Entries from a dataset
START
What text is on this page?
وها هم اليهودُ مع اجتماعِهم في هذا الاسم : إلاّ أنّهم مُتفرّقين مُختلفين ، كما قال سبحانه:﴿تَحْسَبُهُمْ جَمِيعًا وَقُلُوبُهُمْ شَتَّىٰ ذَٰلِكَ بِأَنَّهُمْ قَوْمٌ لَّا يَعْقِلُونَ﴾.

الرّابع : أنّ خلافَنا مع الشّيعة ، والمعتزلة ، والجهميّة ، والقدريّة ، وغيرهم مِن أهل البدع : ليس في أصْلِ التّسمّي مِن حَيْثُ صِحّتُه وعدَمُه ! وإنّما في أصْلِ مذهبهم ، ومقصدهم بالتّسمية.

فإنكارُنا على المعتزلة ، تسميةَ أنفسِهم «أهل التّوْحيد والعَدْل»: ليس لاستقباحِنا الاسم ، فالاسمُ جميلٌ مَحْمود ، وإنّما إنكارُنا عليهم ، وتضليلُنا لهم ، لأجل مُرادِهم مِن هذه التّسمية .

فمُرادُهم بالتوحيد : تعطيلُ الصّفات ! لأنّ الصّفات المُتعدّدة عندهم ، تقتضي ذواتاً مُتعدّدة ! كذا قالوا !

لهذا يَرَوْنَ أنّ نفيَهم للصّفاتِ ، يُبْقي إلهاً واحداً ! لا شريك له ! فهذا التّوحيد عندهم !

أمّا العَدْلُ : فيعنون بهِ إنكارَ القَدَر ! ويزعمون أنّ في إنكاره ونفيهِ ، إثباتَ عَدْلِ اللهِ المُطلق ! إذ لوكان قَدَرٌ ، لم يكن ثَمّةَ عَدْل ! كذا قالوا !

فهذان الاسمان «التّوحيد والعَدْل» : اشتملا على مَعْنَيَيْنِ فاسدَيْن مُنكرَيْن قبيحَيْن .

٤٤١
END
**Task details:**
Locate the word "عندهم" in the records and collect each line it appears in.

**Written response:**
فمُرادُهم بالتوحيد : تعطيلُ الصّفات ! لأنّ الصّفات المُتعدّدة عندهم ، تقتضي ذواتاً مُتعدّدة ! كذا قالوا !
لهذا يَرَوْنَ أنّ نفيَهم للصّفاتِ ، يُبْقي إلهاً واحداً ! لا شريك له ! فهذا التّوحيد عندهم !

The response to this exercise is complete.